### Directions:
Make an exact copy of all the data.

### Data entries:
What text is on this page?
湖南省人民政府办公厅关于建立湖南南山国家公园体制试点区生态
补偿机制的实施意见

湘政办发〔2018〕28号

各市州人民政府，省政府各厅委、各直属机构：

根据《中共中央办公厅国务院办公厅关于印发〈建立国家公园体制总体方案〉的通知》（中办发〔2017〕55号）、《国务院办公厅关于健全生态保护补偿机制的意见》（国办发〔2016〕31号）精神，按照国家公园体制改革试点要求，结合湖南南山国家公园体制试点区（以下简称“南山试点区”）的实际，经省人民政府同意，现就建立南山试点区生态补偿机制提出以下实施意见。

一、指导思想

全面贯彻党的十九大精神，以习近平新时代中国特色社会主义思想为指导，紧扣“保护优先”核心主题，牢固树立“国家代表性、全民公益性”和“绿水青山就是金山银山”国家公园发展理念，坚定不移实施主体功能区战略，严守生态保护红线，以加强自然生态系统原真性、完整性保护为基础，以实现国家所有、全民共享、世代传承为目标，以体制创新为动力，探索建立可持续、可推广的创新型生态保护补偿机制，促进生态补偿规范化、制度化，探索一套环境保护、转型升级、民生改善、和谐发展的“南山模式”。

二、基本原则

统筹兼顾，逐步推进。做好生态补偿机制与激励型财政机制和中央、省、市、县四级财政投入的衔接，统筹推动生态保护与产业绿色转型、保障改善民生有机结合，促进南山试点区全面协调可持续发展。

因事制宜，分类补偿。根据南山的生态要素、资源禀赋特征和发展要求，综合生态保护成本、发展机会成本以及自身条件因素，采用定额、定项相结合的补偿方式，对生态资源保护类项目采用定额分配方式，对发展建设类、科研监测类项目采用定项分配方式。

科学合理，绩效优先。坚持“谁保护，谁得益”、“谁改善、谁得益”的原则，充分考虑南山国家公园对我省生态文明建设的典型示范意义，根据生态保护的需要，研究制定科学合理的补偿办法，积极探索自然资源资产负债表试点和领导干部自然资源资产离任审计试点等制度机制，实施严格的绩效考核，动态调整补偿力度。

### Task response:
What text is on this page?
湖南省人民政府办公厅关于建立湖南南山国家公园体制试点区生态
补偿机制的实施意见

湘政办发〔2018〕28号

各市州人民政府，省政府各厅委、各直属机构：

根据《中共中央办公厅国务院办公厅关于印发〈建立国家公园体制总体方案〉的通知》（中办发〔2017〕55号）、《国务院办公厅关于健全生态保护补偿机制的意见》（国办发〔2016〕31号）精神，按照国家公园体制改革试点要求，结合湖南南山国家公园体制试点区（以下简称“南山试点区”）的实际，经省人民政府同意，现就建立南山试点区生态补偿机制提出以下实施意见。

一、指导思想

全面贯彻党的十九大精神，以习近平新时代中国特色社会主义思想为指导，紧扣“保护优先”核心主题，牢固树立“国家代表性、全民公益性”和“绿水青山就是金山银山”国家公园发展理念，坚定不移实施主体功能区战略，严守生态保护红线，以加强自然生态系统原真性、完整性保护为基础，以实现国家所有、全民共享、世代传承为目标，以体制创新为动力，探索建立可持续、可推广的创新型生态保护补偿机制，促进生态补偿规范化、制度化，探索一套环境保护、转型升级、民生改善、和谐发展的“南山模式”。

二、基本原则

统筹兼顾，逐步推进。做好生态补偿机制与激励型财政机制和中央、省、市、县四级财政投入的衔接，统筹推动生态保护与产业绿色转型、保障改善民生有机结合，促进南山试点区全面协调可持续发展。

因事制宜，分类补偿。根据南山的生态要素、资源禀赋特征和发展要求，综合生态保护成本、发展机会成本以及自身条件因素，采用定额、定项相结合的补偿方式，对生态资源保护类项目采用定额分配方式，对发展建设类、科研监测类项目采用定项分配方式。

科学合理，绩效优先。坚持“谁保护，谁得益”、“谁改善、谁得益”的原则，充分考虑南山国家公园对我省生态文明建设的典型示范意义，根据生态保护的需要，研究制定科学合理的补偿办法，积极探索自然资源资产负债表试点和领导干部自然资源资产离任审计试点等制度机制，实施严格的绩效考核，动态调整补偿力度。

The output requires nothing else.